◆ Your goal
Type out each entry exactly as it appears, but keep every image out.

◆ The records
********************

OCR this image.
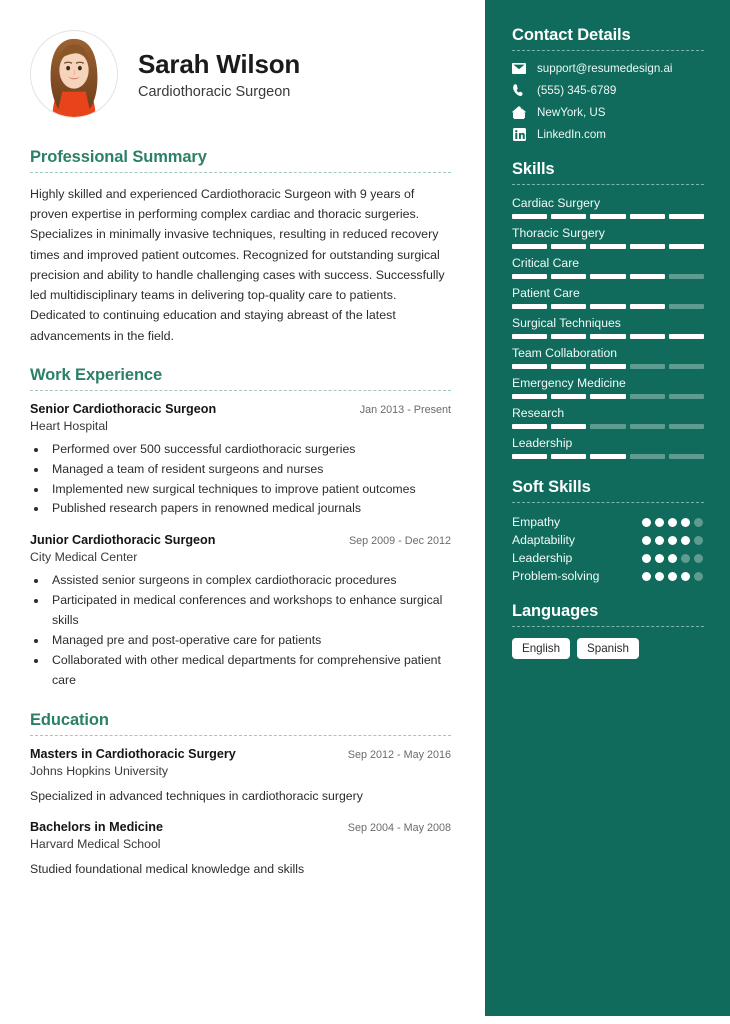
Sarah Wilson
Cardiothoracic Surgeon
Professional Summary
Highly skilled and experienced Cardiothoracic Surgeon with 9 years of proven expertise in performing complex cardiac and thoracic surgeries. Specializes in minimally invasive techniques, resulting in reduced recovery times and improved patient outcomes. Recognized for outstanding surgical precision and ability to handle challenging cases with success. Successfully led multidisciplinary teams in delivering top-quality care to patients. Dedicated to continuing education and staying abreast of the latest advancements in the field.
Work Experience
Senior Cardiothoracic Surgeon	Jan 2013 - Present
Heart Hospital
• Performed over 500 successful cardiothoracic surgeries
• Managed a team of resident surgeons and nurses
• Implemented new surgical techniques to improve patient outcomes
• Published research papers in renowned medical journals
Junior Cardiothoracic Surgeon	Sep 2009 - Dec 2012
City Medical Center
• Assisted senior surgeons in complex cardiothoracic procedures
• Participated in medical conferences and workshops to enhance surgical skills
• Managed pre and post-operative care for patients
• Collaborated with other medical departments for comprehensive patient care
Education
Masters in Cardiothoracic Surgery	Sep 2012 - May 2016
Johns Hopkins University
Specialized in advanced techniques in cardiothoracic surgery
Bachelors in Medicine	Sep 2004 - May 2008
Harvard Medical School
Studied foundational medical knowledge and skills
Contact Details
support@resumedesign.ai
(555) 345-6789
NewYork, US
LinkedIn.com
Skills
Cardiac Surgery
Thoracic Surgery
Critical Care
Patient Care
Surgical Techniques
Team Collaboration
Emergency Medicine
Research
Leadership
Soft Skills
Empathy
Adaptability
Leadership
Problem-solving
Languages
English	Spanish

********************

◆ Answer section
OCR this image.
Sarah Wilson
Cardiothoracic Surgeon
Professional Summary
Highly skilled and experienced Cardiothoracic Surgeon with 9 years of proven expertise in performing complex cardiac and thoracic surgeries. Specializes in minimally invasive techniques, resulting in reduced recovery times and improved patient outcomes. Recognized for outstanding surgical precision and ability to handle challenging cases with success. Successfully led multidisciplinary teams in delivering top-quality care to patients. Dedicated to continuing education and staying abreast of the latest advancements in the field.
Work Experience
Senior Cardiothoracic Surgeon	Jan 2013 - Present
Heart Hospital
• Performed over 500 successful cardiothoracic surgeries
• Managed a team of resident surgeons and nurses
• Implemented new surgical techniques to improve patient outcomes
• Published research papers in renowned medical journals
Junior Cardiothoracic Surgeon	Sep 2009 - Dec 2012
City Medical Center
• Assisted senior surgeons in complex cardiothoracic procedures
• Participated in medical conferences and workshops to enhance surgical skills
• Managed pre and post-operative care for patients
• Collaborated with other medical departments for comprehensive patient care
Education
Masters in Cardiothoracic Surgery	Sep 2012 - May 2016
Johns Hopkins University
Specialized in advanced techniques in cardiothoracic surgery
Bachelors in Medicine	Sep 2004 - May 2008
Harvard Medical School
Studied foundational medical knowledge and skills
Contact Details
support@resumedesign.ai
(555) 345-6789
NewYork, US
LinkedIn.com
Skills
Cardiac Surgery
Thoracic Surgery
Critical Care
Patient Care
Surgical Techniques
Team Collaboration
Emergency Medicine
Research
Leadership
Soft Skills
Empathy
Adaptability
Leadership
Problem-solving
Languages
English	Spanish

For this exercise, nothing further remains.